## Given records
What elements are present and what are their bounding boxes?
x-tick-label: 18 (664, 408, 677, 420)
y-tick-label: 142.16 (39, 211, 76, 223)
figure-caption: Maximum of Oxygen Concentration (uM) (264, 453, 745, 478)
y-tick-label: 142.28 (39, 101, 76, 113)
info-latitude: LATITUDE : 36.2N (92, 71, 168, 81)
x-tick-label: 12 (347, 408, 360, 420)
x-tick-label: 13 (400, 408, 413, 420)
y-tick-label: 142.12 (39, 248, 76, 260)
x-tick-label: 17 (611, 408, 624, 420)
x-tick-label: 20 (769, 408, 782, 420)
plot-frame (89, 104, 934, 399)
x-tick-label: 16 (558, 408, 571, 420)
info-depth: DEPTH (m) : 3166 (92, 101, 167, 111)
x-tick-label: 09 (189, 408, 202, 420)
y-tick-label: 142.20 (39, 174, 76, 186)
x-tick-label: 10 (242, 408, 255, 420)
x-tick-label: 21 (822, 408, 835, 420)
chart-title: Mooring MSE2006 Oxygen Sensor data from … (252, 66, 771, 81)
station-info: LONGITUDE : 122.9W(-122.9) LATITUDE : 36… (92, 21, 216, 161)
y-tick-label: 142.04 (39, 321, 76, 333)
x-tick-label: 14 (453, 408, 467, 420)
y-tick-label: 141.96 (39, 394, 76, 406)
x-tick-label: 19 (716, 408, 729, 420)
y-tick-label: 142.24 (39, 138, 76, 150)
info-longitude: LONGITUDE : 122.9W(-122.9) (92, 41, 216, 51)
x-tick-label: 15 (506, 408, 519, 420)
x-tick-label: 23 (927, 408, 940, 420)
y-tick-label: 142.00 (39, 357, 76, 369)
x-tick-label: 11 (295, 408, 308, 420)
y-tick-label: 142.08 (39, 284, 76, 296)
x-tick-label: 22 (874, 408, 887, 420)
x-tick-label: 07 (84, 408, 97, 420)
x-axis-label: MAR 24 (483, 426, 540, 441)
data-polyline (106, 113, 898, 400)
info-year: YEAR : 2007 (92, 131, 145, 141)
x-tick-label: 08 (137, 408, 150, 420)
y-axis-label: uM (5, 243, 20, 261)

...

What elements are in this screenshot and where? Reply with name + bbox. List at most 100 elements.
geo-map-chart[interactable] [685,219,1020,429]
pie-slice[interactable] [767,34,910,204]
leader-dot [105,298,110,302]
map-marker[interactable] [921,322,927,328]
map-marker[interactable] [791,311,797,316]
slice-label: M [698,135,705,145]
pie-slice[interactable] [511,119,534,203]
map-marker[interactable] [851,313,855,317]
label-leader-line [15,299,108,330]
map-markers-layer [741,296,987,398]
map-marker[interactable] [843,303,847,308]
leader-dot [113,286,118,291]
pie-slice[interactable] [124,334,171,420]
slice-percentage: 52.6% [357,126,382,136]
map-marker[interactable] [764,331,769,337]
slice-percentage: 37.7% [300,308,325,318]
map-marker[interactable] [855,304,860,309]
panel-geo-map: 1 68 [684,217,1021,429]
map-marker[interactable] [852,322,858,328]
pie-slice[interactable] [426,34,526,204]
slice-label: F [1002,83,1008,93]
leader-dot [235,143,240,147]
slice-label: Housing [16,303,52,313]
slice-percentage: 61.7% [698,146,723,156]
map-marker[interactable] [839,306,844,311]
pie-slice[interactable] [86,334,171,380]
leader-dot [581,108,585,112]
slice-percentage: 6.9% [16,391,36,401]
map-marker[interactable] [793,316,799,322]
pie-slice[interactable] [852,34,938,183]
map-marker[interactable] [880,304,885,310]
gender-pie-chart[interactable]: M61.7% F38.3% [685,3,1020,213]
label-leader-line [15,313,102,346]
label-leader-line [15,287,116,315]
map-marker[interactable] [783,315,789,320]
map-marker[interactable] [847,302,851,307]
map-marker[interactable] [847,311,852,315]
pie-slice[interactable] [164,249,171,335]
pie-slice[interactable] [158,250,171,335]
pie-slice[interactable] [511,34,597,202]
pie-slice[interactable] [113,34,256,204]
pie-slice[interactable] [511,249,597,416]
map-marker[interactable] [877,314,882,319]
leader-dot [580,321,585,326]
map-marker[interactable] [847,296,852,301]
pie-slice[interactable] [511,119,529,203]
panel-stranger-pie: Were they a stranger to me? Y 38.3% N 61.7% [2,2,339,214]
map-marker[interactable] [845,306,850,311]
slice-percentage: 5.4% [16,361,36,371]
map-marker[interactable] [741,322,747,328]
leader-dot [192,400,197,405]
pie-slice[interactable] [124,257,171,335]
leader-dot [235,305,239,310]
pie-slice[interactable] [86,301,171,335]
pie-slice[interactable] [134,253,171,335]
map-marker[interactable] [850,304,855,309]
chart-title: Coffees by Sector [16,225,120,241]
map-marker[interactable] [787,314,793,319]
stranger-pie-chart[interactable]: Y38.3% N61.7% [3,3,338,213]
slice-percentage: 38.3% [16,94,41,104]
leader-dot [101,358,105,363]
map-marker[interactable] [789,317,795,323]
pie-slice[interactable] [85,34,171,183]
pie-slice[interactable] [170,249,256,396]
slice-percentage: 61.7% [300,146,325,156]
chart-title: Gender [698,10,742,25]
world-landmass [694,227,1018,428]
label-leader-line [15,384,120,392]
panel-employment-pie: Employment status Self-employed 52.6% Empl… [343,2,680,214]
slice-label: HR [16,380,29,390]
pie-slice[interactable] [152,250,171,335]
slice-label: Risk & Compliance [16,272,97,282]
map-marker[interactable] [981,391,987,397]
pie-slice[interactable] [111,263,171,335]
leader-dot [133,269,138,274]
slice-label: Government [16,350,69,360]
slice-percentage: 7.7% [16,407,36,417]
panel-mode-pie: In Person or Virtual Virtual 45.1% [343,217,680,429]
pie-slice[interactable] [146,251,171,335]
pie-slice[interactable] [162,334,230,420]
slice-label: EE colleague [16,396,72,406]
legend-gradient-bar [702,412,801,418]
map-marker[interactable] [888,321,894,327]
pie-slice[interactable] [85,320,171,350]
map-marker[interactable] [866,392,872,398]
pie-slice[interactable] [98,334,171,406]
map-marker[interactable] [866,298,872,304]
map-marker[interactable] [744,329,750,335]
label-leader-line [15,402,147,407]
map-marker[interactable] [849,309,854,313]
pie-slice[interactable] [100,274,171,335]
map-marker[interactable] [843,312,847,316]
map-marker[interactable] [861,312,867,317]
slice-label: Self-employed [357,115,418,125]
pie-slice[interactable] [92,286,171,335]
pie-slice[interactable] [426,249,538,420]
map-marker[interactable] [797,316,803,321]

## Instructions to follow
Print the lines beginning at the line that contains "What elements are present" and stopping after the line that contains "figure-caption: Maximum of". Reproduce each one without any change.

## Correct answer
What elements are present and what are their bounding boxes?
x-tick-label: 18 (664, 408, 677, 420)
y-tick-label: 142.16 (39, 211, 76, 223)
figure-caption: Maximum of Oxygen Concentration (uM) (264, 453, 745, 478)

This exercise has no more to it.